> TASK TO COMPLETE: Give only the number of lines in the listing below where the string "label" occurs.
---
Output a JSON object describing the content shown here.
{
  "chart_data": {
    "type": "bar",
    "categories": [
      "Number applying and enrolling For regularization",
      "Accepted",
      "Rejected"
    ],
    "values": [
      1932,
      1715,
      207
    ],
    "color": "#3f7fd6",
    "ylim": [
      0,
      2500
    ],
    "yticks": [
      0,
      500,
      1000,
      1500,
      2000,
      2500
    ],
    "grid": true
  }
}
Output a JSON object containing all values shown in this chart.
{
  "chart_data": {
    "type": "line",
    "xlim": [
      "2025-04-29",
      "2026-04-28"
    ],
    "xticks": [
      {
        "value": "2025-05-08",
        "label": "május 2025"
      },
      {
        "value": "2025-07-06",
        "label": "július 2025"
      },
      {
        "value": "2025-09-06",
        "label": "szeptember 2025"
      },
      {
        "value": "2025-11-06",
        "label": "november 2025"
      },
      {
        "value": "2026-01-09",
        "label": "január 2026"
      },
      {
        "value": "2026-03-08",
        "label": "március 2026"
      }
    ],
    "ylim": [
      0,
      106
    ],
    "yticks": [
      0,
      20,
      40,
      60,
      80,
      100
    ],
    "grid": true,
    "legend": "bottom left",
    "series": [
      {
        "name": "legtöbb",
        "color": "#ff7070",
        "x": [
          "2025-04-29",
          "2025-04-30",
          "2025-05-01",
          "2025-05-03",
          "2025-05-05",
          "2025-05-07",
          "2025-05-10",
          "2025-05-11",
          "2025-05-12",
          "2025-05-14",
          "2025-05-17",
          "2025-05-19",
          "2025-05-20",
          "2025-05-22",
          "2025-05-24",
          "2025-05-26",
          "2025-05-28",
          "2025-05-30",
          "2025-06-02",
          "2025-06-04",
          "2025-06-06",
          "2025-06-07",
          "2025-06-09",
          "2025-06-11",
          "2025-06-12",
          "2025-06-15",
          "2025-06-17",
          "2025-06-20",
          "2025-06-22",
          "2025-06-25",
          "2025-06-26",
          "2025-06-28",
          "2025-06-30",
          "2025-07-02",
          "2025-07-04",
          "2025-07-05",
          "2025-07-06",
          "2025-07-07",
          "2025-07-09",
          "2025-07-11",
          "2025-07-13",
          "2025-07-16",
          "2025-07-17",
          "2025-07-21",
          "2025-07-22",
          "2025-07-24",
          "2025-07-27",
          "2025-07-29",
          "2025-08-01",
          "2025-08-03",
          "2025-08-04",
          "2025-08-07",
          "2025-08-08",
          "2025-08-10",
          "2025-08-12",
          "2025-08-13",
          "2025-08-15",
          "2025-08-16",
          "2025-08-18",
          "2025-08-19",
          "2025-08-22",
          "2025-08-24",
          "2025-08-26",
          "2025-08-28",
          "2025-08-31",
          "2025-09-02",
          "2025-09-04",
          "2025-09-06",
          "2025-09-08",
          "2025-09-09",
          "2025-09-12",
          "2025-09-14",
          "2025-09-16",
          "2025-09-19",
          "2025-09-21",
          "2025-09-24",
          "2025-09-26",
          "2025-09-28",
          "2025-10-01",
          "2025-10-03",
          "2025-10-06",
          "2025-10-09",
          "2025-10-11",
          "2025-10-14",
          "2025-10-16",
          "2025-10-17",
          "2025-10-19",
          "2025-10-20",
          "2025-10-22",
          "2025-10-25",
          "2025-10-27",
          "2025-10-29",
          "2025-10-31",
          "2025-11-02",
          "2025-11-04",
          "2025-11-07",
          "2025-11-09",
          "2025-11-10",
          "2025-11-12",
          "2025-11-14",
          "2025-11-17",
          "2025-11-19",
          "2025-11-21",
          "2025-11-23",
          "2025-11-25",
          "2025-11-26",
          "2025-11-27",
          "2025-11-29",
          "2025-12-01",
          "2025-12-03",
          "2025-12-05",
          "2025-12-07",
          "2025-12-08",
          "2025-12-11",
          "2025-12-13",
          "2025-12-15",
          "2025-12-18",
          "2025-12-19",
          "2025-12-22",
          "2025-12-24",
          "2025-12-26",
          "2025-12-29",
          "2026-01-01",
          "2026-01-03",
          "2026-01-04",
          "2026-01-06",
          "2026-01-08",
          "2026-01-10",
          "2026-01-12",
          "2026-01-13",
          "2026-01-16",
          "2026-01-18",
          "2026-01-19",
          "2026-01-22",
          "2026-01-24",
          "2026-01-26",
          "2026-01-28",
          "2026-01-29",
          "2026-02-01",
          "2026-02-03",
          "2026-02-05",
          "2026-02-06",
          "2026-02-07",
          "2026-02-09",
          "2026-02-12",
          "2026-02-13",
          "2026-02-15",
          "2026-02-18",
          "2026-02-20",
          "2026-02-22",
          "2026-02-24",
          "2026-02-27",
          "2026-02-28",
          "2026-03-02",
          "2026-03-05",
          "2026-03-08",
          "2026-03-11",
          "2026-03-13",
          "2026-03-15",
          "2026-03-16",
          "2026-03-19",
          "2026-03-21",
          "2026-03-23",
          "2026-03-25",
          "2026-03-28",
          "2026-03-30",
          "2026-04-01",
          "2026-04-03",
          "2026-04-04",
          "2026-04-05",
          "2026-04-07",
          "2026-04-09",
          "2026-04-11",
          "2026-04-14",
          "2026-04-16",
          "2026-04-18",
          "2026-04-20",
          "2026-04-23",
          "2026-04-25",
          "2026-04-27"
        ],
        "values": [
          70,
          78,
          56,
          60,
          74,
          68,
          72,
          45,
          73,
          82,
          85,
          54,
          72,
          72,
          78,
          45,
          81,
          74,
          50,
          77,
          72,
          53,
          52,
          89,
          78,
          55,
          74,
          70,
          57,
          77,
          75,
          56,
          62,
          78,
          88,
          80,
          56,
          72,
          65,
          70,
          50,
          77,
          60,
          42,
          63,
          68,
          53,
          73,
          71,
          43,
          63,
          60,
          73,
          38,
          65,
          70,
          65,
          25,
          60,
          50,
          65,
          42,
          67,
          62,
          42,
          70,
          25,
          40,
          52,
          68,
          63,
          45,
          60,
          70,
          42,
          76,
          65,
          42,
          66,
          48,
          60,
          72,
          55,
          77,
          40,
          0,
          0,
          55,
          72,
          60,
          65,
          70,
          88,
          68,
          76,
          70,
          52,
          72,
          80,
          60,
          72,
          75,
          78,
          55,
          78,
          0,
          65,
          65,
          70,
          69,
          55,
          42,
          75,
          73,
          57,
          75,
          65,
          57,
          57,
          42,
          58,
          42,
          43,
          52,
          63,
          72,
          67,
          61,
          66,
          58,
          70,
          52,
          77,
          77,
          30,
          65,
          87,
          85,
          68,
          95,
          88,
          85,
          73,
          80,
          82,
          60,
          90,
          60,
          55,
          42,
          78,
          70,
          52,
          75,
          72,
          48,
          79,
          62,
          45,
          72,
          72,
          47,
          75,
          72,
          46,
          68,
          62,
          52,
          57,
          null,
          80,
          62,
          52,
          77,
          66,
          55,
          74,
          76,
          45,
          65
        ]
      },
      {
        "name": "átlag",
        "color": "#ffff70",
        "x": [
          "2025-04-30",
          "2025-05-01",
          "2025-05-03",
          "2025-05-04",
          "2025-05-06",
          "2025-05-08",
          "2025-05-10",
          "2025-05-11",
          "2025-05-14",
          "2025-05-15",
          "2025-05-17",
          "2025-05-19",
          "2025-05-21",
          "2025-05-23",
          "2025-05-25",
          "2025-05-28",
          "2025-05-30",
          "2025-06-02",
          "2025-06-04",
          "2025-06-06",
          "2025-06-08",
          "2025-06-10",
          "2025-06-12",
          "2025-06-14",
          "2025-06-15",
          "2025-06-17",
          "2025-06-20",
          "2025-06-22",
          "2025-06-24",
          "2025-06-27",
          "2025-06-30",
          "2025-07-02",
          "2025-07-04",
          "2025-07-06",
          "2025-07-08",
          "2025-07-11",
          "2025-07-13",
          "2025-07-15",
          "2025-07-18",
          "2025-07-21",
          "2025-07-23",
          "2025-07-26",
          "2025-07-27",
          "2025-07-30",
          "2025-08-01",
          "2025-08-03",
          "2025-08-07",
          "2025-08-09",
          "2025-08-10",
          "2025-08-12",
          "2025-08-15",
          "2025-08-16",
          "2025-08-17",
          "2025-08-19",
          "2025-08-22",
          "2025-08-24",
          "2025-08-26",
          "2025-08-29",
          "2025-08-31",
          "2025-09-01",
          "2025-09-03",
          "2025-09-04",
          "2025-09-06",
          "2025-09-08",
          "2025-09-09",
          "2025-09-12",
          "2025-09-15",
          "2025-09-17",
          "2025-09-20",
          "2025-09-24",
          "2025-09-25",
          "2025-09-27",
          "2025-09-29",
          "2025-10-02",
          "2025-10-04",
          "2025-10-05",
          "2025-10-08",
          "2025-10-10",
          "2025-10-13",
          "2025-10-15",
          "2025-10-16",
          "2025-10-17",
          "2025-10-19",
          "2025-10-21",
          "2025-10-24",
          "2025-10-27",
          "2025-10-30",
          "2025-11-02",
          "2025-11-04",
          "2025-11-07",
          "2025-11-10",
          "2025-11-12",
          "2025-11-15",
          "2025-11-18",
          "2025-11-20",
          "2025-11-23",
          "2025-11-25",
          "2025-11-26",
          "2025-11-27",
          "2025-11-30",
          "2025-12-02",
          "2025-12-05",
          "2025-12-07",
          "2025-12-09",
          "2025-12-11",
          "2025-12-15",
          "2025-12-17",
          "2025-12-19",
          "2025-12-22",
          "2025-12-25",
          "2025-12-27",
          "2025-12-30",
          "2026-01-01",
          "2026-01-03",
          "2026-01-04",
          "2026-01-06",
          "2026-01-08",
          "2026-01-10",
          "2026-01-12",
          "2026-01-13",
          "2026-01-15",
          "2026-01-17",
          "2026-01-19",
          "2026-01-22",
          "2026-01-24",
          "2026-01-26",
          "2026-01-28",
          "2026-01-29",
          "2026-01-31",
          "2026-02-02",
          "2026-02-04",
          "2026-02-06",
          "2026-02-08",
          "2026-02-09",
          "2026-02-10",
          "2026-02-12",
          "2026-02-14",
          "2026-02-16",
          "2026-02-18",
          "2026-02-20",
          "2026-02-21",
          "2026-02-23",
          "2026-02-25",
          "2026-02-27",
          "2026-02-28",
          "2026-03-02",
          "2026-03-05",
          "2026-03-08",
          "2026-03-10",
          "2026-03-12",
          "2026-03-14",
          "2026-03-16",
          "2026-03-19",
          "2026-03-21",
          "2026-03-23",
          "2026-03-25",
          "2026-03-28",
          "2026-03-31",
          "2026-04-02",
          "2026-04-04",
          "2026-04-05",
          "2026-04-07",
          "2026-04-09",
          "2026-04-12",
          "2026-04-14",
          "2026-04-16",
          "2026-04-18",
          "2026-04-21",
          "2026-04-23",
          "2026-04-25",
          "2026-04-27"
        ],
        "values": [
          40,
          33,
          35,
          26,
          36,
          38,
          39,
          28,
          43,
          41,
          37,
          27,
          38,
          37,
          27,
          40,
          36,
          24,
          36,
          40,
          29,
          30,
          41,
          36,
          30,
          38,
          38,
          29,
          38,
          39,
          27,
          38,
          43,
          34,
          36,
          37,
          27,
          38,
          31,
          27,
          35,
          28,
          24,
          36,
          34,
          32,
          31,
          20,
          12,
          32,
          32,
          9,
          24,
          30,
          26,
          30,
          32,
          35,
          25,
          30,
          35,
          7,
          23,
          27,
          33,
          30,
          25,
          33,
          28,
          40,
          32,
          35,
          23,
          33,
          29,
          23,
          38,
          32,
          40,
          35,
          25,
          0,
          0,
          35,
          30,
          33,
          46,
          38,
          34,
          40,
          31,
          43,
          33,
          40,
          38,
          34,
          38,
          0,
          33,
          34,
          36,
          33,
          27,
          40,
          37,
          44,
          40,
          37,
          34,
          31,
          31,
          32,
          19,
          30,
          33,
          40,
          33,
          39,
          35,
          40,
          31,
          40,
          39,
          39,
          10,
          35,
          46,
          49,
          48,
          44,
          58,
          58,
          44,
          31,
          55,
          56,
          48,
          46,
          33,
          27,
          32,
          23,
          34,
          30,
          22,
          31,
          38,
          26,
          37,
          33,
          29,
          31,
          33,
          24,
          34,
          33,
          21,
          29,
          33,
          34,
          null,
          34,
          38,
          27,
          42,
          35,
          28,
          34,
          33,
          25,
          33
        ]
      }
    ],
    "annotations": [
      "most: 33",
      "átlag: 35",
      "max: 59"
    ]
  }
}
---
> RESULT OF THIS TASK: 6